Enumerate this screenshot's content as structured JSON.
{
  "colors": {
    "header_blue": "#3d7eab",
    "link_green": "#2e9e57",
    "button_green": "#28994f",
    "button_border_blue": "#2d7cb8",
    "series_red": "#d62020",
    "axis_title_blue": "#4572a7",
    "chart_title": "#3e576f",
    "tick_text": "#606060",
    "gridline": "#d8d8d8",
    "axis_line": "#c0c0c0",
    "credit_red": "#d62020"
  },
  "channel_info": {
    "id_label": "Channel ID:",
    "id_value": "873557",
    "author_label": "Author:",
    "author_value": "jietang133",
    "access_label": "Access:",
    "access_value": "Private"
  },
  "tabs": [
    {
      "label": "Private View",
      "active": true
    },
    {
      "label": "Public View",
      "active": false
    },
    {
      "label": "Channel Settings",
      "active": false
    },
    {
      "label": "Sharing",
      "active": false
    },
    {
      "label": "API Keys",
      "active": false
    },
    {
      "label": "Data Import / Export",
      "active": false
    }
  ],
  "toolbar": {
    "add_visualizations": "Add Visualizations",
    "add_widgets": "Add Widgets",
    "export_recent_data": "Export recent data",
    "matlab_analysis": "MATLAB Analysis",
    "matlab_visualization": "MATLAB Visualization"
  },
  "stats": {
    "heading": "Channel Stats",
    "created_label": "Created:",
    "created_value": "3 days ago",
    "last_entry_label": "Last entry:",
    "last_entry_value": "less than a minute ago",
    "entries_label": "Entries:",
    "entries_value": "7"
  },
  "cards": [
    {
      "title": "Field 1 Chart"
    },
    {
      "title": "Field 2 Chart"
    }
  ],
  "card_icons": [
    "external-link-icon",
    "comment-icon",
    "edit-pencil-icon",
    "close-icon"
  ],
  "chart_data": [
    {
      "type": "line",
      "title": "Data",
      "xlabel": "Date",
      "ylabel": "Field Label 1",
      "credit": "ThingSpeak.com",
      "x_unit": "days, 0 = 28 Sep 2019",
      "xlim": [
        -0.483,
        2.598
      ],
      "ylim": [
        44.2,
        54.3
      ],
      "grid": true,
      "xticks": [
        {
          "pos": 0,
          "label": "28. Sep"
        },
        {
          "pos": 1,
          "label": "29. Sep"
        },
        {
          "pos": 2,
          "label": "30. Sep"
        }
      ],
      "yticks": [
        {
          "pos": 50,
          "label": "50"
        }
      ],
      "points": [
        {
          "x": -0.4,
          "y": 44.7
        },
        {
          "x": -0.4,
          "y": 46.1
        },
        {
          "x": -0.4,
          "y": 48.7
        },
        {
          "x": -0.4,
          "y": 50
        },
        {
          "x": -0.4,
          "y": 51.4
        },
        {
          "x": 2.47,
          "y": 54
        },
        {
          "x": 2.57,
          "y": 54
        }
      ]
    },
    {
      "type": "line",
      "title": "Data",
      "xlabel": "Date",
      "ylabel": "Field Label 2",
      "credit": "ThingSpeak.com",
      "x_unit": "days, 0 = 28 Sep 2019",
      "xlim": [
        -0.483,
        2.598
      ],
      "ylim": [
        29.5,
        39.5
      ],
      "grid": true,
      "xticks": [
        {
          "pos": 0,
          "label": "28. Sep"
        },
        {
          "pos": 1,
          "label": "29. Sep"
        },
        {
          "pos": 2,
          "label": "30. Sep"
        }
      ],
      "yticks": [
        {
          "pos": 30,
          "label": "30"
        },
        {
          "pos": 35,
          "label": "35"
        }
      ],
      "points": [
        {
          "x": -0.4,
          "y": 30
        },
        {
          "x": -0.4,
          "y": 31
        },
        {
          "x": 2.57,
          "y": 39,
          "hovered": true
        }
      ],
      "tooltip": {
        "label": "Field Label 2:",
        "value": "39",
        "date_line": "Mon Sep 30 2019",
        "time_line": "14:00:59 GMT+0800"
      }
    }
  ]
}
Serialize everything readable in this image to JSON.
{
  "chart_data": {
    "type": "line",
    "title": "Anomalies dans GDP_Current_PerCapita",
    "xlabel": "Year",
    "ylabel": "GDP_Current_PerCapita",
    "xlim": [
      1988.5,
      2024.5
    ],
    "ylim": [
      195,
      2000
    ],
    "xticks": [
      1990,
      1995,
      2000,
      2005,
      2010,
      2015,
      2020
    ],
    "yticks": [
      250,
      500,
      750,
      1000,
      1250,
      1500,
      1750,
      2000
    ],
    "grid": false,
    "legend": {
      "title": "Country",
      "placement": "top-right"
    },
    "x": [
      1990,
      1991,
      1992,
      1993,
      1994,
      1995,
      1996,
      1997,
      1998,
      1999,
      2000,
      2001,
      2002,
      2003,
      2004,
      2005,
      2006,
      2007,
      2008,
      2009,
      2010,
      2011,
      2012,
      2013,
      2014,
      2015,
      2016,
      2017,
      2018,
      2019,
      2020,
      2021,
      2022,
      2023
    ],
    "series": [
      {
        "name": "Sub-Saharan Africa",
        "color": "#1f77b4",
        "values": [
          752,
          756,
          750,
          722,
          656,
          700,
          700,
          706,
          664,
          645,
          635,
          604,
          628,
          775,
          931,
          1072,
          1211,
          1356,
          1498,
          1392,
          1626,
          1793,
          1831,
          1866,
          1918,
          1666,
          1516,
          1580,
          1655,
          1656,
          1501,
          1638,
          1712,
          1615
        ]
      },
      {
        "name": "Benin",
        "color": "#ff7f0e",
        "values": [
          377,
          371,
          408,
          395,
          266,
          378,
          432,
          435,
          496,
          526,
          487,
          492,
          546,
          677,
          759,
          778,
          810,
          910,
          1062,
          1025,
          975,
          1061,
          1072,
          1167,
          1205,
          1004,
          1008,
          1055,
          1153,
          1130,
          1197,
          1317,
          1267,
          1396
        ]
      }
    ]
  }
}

Exercise directions: Tell how many lines in the material above include the word "true", giving the number only.

Answer: 4